--- Begin Input data ---

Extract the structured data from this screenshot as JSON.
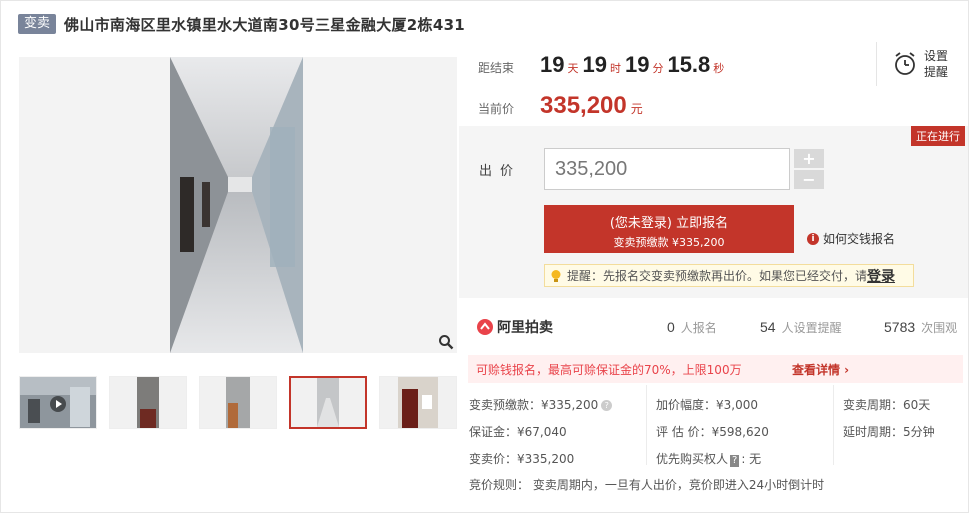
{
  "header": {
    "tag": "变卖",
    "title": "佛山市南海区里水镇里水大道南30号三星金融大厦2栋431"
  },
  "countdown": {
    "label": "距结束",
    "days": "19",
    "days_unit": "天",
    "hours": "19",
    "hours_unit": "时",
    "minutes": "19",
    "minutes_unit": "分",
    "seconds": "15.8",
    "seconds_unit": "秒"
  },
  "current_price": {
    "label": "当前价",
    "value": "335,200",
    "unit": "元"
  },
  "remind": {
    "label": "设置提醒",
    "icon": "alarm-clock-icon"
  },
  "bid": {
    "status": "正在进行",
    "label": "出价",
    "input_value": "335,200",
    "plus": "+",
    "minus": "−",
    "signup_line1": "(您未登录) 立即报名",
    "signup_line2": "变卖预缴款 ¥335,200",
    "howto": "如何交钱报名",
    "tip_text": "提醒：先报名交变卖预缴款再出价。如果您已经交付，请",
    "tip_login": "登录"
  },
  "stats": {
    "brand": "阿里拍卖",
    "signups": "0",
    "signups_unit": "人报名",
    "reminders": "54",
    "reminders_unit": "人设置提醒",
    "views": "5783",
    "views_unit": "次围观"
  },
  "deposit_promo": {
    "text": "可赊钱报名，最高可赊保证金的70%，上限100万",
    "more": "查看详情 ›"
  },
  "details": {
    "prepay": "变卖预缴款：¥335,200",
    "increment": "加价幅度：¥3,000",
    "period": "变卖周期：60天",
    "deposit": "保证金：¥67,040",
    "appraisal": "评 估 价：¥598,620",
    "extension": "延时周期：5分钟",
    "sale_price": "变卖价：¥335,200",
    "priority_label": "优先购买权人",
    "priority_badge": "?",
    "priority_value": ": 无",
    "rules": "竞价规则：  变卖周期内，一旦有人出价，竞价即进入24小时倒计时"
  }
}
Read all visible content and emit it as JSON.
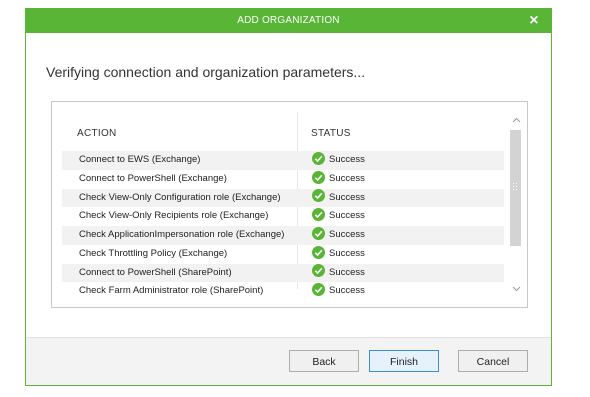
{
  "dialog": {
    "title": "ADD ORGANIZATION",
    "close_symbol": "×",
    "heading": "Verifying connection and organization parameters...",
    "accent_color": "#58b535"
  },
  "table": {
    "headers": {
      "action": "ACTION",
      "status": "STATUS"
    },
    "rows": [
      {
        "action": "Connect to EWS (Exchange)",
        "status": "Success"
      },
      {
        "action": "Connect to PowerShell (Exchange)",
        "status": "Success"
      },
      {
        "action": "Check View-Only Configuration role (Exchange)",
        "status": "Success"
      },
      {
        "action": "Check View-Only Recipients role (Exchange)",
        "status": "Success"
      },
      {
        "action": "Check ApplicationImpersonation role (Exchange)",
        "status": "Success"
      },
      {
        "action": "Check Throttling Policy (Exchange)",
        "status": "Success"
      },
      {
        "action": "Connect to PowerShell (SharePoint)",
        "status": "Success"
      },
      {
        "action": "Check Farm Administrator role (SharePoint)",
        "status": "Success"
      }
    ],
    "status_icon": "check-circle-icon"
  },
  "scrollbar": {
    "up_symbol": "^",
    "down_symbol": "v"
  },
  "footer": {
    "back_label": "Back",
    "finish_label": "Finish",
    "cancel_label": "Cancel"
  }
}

--- End Input data ---

Take the line containing "Read all visible content and emit it as JSON." and every line after it up to the end of the entries, and quote them exactly. Both ends count; the pictures do not.

Solution to the exercise »
Read all visible content and emit it as JSON.
{
  "dialog": {
    "title": "ADD ORGANIZATION",
    "close_symbol": "×",
    "heading": "Verifying connection and organization parameters...",
    "accent_color": "#58b535"
  },
  "table": {
    "headers": {
      "action": "ACTION",
      "status": "STATUS"
    },
    "rows": [
      {
        "action": "Connect to EWS (Exchange)",
        "status": "Success"
      },
      {
        "action": "Connect to PowerShell (Exchange)",
        "status": "Success"
      },
      {
        "action": "Check View-Only Configuration role (Exchange)",
        "status": "Success"
      },
      {
        "action": "Check View-Only Recipients role (Exchange)",
        "status": "Success"
      },
      {
        "action": "Check ApplicationImpersonation role (Exchange)",
        "status": "Success"
      },
      {
        "action": "Check Throttling Policy (Exchange)",
        "status": "Success"
      },
      {
        "action": "Connect to PowerShell (SharePoint)",
        "status": "Success"
      },
      {
        "action": "Check Farm Administrator role (SharePoint)",
        "status": "Success"
      }
    ],
    "status_icon": "check-circle-icon"
  },
  "scrollbar": {
    "up_symbol": "^",
    "down_symbol": "v"
  },
  "footer": {
    "back_label": "Back",
    "finish_label": "Finish",
    "cancel_label": "Cancel"
  }
}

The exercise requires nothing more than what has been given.